■ Task directions: Repeat the listing below in full, exactly as it stands.

(Items from a figure collection)

##############################

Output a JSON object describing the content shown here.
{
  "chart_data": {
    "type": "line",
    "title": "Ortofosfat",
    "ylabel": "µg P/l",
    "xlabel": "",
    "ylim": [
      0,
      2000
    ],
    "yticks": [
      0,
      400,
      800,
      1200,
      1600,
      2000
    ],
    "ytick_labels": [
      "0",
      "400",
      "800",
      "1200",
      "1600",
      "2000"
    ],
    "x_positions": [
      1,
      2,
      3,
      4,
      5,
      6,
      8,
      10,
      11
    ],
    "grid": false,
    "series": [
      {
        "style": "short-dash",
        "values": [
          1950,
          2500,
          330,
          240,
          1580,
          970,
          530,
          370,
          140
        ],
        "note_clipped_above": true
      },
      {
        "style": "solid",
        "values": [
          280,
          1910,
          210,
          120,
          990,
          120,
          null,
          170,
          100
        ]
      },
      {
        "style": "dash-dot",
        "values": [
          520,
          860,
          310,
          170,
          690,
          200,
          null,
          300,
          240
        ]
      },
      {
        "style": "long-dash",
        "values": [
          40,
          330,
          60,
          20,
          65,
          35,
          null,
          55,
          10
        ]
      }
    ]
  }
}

##############################

■ Solution to the problem:
Output a JSON object describing the content shown here.
{
  "chart_data": {
    "type": "line",
    "title": "Ortofosfat",
    "ylabel": "µg P/l",
    "xlabel": "",
    "ylim": [
      0,
      2000
    ],
    "yticks": [
      0,
      400,
      800,
      1200,
      1600,
      2000
    ],
    "ytick_labels": [
      "0",
      "400",
      "800",
      "1200",
      "1600",
      "2000"
    ],
    "x_positions": [
      1,
      2,
      3,
      4,
      5,
      6,
      8,
      10,
      11
    ],
    "grid": false,
    "series": [
      {
        "style": "short-dash",
        "values": [
          1950,
          2500,
          330,
          240,
          1580,
          970,
          530,
          370,
          140
        ],
        "note_clipped_above": true
      },
      {
        "style": "solid",
        "values": [
          280,
          1910,
          210,
          120,
          990,
          120,
          null,
          170,
          100
        ]
      },
      {
        "style": "dash-dot",
        "values": [
          520,
          860,
          310,
          170,
          690,
          200,
          null,
          300,
          240
        ]
      },
      {
        "style": "long-dash",
        "values": [
          40,
          330,
          60,
          20,
          65,
          35,
          null,
          55,
          10
        ]
      }
    ]
  }
}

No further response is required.